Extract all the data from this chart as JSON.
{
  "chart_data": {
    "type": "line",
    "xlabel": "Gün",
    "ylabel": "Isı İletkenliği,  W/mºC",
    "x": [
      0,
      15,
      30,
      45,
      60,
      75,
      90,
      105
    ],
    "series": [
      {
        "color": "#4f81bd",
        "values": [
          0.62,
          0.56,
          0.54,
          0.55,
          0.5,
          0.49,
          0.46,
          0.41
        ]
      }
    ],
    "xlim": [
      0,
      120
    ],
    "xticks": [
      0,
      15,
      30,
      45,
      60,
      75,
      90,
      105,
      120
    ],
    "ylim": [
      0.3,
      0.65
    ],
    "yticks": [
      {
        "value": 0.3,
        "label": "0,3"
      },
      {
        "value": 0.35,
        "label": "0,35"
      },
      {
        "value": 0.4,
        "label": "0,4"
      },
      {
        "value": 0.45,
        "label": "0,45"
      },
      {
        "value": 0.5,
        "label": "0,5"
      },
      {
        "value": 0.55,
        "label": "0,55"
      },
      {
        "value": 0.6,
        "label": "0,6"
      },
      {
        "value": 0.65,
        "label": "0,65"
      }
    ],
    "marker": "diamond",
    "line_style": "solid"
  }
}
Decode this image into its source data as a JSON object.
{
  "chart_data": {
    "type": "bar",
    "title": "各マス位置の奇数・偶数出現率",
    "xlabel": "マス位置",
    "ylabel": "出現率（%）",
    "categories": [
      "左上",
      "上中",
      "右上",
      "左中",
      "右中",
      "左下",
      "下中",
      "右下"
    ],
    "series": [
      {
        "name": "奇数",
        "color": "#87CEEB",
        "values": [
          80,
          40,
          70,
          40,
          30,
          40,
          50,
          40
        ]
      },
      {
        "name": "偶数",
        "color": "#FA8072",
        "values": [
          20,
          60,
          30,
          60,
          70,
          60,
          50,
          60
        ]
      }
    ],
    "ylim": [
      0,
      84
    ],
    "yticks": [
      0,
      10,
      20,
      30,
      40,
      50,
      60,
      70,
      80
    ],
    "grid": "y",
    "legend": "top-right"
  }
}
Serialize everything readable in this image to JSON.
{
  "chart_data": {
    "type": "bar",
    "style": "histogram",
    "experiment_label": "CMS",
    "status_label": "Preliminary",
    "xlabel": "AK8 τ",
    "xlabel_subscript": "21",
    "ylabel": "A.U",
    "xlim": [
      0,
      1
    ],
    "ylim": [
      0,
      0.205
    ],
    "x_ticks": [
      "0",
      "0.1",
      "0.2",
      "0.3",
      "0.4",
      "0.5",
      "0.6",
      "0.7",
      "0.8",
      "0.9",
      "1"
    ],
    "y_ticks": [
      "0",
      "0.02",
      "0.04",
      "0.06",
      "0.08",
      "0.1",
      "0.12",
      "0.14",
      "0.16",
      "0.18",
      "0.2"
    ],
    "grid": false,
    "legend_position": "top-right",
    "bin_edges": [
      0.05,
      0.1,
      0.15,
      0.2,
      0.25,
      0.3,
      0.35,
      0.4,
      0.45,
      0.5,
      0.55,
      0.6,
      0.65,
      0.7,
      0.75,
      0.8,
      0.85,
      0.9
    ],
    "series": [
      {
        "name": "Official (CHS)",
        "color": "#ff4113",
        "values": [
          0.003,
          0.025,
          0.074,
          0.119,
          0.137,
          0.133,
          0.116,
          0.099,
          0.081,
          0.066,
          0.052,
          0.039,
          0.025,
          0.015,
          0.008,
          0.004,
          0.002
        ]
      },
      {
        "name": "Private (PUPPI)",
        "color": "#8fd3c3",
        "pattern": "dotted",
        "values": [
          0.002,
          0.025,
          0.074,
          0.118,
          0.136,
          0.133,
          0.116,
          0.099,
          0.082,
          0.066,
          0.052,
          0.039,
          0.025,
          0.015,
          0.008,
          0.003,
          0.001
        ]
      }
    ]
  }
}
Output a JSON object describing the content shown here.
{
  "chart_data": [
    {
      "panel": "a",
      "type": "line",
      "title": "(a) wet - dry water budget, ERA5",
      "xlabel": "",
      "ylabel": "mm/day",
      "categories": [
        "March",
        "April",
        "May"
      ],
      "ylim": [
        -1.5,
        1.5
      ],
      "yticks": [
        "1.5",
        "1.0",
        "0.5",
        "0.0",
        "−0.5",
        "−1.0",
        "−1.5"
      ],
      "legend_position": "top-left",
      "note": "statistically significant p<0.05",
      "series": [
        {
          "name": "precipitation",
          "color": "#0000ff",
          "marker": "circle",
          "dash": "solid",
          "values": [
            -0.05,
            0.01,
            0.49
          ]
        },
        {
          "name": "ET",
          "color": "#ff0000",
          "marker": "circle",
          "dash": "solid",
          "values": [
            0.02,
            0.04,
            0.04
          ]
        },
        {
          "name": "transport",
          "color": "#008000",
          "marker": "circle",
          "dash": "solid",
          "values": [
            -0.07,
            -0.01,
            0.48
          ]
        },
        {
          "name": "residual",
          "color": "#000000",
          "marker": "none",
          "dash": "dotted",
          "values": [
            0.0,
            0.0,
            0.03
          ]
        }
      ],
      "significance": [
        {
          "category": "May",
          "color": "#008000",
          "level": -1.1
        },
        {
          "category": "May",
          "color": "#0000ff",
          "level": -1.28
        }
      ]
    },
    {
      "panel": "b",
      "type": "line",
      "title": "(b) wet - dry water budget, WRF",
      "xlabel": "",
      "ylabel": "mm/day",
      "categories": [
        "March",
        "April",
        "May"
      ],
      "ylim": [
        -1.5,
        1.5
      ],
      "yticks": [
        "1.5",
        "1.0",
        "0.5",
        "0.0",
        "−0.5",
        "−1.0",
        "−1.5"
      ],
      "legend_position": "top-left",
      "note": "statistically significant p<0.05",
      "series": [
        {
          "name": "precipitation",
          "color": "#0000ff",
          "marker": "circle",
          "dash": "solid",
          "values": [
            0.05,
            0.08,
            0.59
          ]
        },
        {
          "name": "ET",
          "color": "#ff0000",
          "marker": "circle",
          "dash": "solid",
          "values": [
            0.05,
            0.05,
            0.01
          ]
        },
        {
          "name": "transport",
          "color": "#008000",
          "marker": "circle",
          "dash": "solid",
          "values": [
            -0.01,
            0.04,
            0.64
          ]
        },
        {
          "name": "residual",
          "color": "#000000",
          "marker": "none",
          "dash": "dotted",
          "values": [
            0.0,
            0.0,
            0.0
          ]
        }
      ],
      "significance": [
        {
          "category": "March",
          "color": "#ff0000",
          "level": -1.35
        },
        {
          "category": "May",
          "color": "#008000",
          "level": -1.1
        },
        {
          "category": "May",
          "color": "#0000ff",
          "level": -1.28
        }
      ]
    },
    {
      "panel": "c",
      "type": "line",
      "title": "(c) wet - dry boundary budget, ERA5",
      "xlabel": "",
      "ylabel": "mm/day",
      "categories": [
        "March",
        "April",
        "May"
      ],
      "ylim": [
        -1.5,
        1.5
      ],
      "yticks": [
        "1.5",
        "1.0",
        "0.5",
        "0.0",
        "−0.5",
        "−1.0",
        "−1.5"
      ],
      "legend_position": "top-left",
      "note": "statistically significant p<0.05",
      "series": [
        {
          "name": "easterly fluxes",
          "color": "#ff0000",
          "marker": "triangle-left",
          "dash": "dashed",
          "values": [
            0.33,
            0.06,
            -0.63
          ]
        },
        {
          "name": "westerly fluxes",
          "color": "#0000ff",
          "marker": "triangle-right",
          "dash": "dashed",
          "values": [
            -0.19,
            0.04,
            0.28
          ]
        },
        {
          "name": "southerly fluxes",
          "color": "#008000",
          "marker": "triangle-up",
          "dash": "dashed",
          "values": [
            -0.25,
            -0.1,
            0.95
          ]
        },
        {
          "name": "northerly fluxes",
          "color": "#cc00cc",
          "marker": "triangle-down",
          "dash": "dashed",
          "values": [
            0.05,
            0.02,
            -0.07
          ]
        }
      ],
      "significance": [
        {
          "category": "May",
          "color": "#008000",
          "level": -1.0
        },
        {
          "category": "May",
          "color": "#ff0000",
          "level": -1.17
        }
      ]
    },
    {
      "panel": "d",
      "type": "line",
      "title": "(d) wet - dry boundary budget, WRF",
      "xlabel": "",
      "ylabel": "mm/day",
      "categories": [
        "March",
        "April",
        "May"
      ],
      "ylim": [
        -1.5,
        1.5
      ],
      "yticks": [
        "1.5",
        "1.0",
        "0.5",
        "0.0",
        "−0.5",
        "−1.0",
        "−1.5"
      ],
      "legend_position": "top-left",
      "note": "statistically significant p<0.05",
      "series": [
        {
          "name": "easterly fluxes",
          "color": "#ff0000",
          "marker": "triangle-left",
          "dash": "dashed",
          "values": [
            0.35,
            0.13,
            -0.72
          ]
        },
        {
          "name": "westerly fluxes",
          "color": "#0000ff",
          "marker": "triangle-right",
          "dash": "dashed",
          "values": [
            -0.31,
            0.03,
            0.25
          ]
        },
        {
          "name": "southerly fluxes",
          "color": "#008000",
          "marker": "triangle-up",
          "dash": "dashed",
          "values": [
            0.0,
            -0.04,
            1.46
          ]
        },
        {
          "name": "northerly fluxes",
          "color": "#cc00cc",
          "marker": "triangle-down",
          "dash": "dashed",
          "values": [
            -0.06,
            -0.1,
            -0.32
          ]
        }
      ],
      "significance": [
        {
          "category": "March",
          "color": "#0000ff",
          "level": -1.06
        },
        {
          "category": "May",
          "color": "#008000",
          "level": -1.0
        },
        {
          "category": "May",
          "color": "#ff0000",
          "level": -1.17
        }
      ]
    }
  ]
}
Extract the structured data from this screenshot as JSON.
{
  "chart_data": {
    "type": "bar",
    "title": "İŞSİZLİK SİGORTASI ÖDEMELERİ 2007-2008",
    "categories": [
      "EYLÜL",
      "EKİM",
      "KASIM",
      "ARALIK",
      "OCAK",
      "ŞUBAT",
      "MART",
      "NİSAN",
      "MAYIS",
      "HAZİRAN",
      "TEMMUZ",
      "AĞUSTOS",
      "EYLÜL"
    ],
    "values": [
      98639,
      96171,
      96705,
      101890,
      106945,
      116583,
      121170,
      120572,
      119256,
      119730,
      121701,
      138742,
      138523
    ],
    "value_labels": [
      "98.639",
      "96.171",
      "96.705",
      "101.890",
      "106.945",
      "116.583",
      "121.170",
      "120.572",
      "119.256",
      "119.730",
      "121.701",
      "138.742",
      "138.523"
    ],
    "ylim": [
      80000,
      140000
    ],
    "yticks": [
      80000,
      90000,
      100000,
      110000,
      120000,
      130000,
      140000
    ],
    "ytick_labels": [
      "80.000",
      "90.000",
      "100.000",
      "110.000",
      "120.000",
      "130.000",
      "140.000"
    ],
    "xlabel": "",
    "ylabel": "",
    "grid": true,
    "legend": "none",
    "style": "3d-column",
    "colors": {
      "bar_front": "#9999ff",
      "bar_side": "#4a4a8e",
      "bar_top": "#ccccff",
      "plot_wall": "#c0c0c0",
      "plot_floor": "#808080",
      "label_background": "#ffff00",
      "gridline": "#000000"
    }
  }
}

━━━━━━━━━━━━━━━━━━━━

= What the task requires =
Find each line in the records holding the string "JSON" and show it.

= Exercise output =
Extract all the data from this chart as JSON.
Decode this image into its source data as a JSON object.
Serialize everything readable in this image to JSON.
Output a JSON object describing the content shown here.
Extract the structured data from this screenshot as JSON.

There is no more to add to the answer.